• **INSTRUCTION**
Repeat the material exactly as it appears.

Entries taken from a collection
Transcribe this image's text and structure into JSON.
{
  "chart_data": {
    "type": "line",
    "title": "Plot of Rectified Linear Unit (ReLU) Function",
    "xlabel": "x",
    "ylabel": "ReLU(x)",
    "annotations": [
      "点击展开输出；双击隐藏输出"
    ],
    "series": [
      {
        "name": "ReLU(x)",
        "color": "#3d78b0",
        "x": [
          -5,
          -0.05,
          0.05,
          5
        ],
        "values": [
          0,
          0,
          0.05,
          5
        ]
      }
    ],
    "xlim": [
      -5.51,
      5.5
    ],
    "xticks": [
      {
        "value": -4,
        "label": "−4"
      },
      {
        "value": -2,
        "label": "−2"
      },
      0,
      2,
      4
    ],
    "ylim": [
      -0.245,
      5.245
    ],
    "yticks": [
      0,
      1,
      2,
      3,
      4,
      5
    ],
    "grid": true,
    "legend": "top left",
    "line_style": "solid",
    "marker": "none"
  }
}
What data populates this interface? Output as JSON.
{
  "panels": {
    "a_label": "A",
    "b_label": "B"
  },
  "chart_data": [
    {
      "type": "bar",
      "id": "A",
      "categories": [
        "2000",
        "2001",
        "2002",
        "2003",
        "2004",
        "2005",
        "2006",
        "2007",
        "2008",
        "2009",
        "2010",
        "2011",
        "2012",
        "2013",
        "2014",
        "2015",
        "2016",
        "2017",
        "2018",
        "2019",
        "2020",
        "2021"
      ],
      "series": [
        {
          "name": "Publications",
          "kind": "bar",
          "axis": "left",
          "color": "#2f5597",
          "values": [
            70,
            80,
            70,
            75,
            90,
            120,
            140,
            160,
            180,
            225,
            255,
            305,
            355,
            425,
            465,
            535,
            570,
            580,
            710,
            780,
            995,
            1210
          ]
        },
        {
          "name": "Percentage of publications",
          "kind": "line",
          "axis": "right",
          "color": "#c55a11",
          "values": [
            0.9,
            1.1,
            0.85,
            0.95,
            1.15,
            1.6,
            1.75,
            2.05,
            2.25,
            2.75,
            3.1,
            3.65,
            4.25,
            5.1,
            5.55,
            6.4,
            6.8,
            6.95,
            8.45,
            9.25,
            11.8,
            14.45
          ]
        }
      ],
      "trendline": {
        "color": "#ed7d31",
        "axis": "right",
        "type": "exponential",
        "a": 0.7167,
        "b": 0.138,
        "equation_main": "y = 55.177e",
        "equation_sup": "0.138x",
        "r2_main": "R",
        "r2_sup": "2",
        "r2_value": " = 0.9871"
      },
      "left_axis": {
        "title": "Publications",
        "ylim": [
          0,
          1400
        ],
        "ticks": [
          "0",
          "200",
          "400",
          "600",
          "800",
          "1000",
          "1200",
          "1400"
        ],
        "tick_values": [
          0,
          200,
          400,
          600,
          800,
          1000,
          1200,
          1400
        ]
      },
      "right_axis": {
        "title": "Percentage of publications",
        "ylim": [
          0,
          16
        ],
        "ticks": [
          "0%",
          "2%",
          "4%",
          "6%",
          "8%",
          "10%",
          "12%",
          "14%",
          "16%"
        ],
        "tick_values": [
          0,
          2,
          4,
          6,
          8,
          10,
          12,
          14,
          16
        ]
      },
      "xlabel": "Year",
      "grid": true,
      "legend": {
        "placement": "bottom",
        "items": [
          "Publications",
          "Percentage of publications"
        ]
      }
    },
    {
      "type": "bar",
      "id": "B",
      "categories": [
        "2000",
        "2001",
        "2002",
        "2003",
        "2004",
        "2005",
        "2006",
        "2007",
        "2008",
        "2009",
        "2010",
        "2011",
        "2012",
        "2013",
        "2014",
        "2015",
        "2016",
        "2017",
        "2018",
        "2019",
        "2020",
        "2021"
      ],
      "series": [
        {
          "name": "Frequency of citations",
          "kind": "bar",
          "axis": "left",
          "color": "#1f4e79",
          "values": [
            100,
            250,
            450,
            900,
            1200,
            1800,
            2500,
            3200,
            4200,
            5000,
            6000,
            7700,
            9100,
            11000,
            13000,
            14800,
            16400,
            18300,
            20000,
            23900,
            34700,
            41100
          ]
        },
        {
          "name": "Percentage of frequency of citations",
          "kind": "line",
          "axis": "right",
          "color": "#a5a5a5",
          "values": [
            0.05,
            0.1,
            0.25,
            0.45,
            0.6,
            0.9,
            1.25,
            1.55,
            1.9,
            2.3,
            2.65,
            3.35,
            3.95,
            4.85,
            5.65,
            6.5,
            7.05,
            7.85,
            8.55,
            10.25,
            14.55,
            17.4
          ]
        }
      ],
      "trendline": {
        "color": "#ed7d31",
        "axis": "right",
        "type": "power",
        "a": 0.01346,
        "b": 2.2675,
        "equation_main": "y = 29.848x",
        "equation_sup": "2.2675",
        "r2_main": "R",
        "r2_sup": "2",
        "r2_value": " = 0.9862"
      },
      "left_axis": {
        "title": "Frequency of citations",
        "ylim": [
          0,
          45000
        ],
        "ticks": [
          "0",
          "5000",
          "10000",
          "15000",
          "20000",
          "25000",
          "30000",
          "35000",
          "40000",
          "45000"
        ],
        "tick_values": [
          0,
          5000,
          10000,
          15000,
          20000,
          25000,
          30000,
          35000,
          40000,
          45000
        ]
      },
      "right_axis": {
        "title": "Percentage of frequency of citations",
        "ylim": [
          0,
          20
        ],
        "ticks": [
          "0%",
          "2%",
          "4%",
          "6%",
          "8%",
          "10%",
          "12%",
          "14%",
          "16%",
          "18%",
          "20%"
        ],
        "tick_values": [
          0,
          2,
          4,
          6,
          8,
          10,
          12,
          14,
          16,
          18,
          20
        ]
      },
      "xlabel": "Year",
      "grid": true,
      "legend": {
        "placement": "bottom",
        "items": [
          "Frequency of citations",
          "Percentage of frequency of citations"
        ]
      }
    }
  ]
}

• **SOLUTION TO THIS EXERCISE**
Transcribe this image's text and structure into JSON.
{
  "chart_data": {
    "type": "line",
    "title": "Plot of Rectified Linear Unit (ReLU) Function",
    "xlabel": "x",
    "ylabel": "ReLU(x)",
    "annotations": [
      "点击展开输出；双击隐藏输出"
    ],
    "series": [
      {
        "name": "ReLU(x)",
        "color": "#3d78b0",
        "x": [
          -5,
          -0.05,
          0.05,
          5
        ],
        "values": [
          0,
          0,
          0.05,
          5
        ]
      }
    ],
    "xlim": [
      -5.51,
      5.5
    ],
    "xticks": [
      {
        "value": -4,
        "label": "−4"
      },
      {
        "value": -2,
        "label": "−2"
      },
      0,
      2,
      4
    ],
    "ylim": [
      -0.245,
      5.245
    ],
    "yticks": [
      0,
      1,
      2,
      3,
      4,
      5
    ],
    "grid": true,
    "legend": "top left",
    "line_style": "solid",
    "marker": "none"
  }
}
What data populates this interface? Output as JSON.
{
  "panels": {
    "a_label": "A",
    "b_label": "B"
  },
  "chart_data": [
    {
      "type": "bar",
      "id": "A",
      "categories": [
        "2000",
        "2001",
        "2002",
        "2003",
        "2004",
        "2005",
        "2006",
        "2007",
        "2008",
        "2009",
        "2010",
        "2011",
        "2012",
        "2013",
        "2014",
        "2015",
        "2016",
        "2017",
        "2018",
        "2019",
        "2020",
        "2021"
      ],
      "series": [
        {
          "name": "Publications",
          "kind": "bar",
          "axis": "left",
          "color": "#2f5597",
          "values": [
            70,
            80,
            70,
            75,
            90,
            120,
            140,
            160,
            180,
            225,
            255,
            305,
            355,
            425,
            465,
            535,
            570,
            580,
            710,
            780,
            995,
            1210
          ]
        },
        {
          "name": "Percentage of publications",
          "kind": "line",
          "axis": "right",
          "color": "#c55a11",
          "values": [
            0.9,
            1.1,
            0.85,
            0.95,
            1.15,
            1.6,
            1.75,
            2.05,
            2.25,
            2.75,
            3.1,
            3.65,
            4.25,
            5.1,
            5.55,
            6.4,
            6.8,
            6.95,
            8.45,
            9.25,
            11.8,
            14.45
          ]
        }
      ],
      "trendline": {
        "color": "#ed7d31",
        "axis": "right",
        "type": "exponential",
        "a": 0.7167,
        "b": 0.138,
        "equation_main": "y = 55.177e",
        "equation_sup": "0.138x",
        "r2_main": "R",
        "r2_sup": "2",
        "r2_value": " = 0.9871"
      },
      "left_axis": {
        "title": "Publications",
        "ylim": [
          0,
          1400
        ],
        "ticks": [
          "0",
          "200",
          "400",
          "600",
          "800",
          "1000",
          "1200",
          "1400"
        ],
        "tick_values": [
          0,
          200,
          400,
          600,
          800,
          1000,
          1200,
          1400
        ]
      },
      "right_axis": {
        "title": "Percentage of publications",
        "ylim": [
          0,
          16
        ],
        "ticks": [
          "0%",
          "2%",
          "4%",
          "6%",
          "8%",
          "10%",
          "12%",
          "14%",
          "16%"
        ],
        "tick_values": [
          0,
          2,
          4,
          6,
          8,
          10,
          12,
          14,
          16
        ]
      },
      "xlabel": "Year",
      "grid": true,
      "legend": {
        "placement": "bottom",
        "items": [
          "Publications",
          "Percentage of publications"
        ]
      }
    },
    {
      "type": "bar",
      "id": "B",
      "categories": [
        "2000",
        "2001",
        "2002",
        "2003",
        "2004",
        "2005",
        "2006",
        "2007",
        "2008",
        "2009",
        "2010",
        "2011",
        "2012",
        "2013",
        "2014",
        "2015",
        "2016",
        "2017",
        "2018",
        "2019",
        "2020",
        "2021"
      ],
      "series": [
        {
          "name": "Frequency of citations",
          "kind": "bar",
          "axis": "left",
          "color": "#1f4e79",
          "values": [
            100,
            250,
            450,
            900,
            1200,
            1800,
            2500,
            3200,
            4200,
            5000,
            6000,
            7700,
            9100,
            11000,
            13000,
            14800,
            16400,
            18300,
            20000,
            23900,
            34700,
            41100
          ]
        },
        {
          "name": "Percentage of frequency of citations",
          "kind": "line",
          "axis": "right",
          "color": "#a5a5a5",
          "values": [
            0.05,
            0.1,
            0.25,
            0.45,
            0.6,
            0.9,
            1.25,
            1.55,
            1.9,
            2.3,
            2.65,
            3.35,
            3.95,
            4.85,
            5.65,
            6.5,
            7.05,
            7.85,
            8.55,
            10.25,
            14.55,
            17.4
          ]
        }
      ],
      "trendline": {
        "color": "#ed7d31",
        "axis": "right",
        "type": "power",
        "a": 0.01346,
        "b": 2.2675,
        "equation_main": "y = 29.848x",
        "equation_sup": "2.2675",
        "r2_main": "R",
        "r2_sup": "2",
        "r2_value": " = 0.9862"
      },
      "left_axis": {
        "title": "Frequency of citations",
        "ylim": [
          0,
          45000
        ],
        "ticks": [
          "0",
          "5000",
          "10000",
          "15000",
          "20000",
          "25000",
          "30000",
          "35000",
          "40000",
          "45000"
        ],
        "tick_values": [
          0,
          5000,
          10000,
          15000,
          20000,
          25000,
          30000,
          35000,
          40000,
          45000
        ]
      },
      "right_axis": {
        "title": "Percentage of frequency of citations",
        "ylim": [
          0,
          20
        ],
        "ticks": [
          "0%",
          "2%",
          "4%",
          "6%",
          "8%",
          "10%",
          "12%",
          "14%",
          "16%",
          "18%",
          "20%"
        ],
        "tick_values": [
          0,
          2,
          4,
          6,
          8,
          10,
          12,
          14,
          16,
          18,
          20
        ]
      },
      "xlabel": "Year",
      "grid": true,
      "legend": {
        "placement": "bottom",
        "items": [
          "Frequency of citations",
          "Percentage of frequency of citations"
        ]
      }
    }
  ]
}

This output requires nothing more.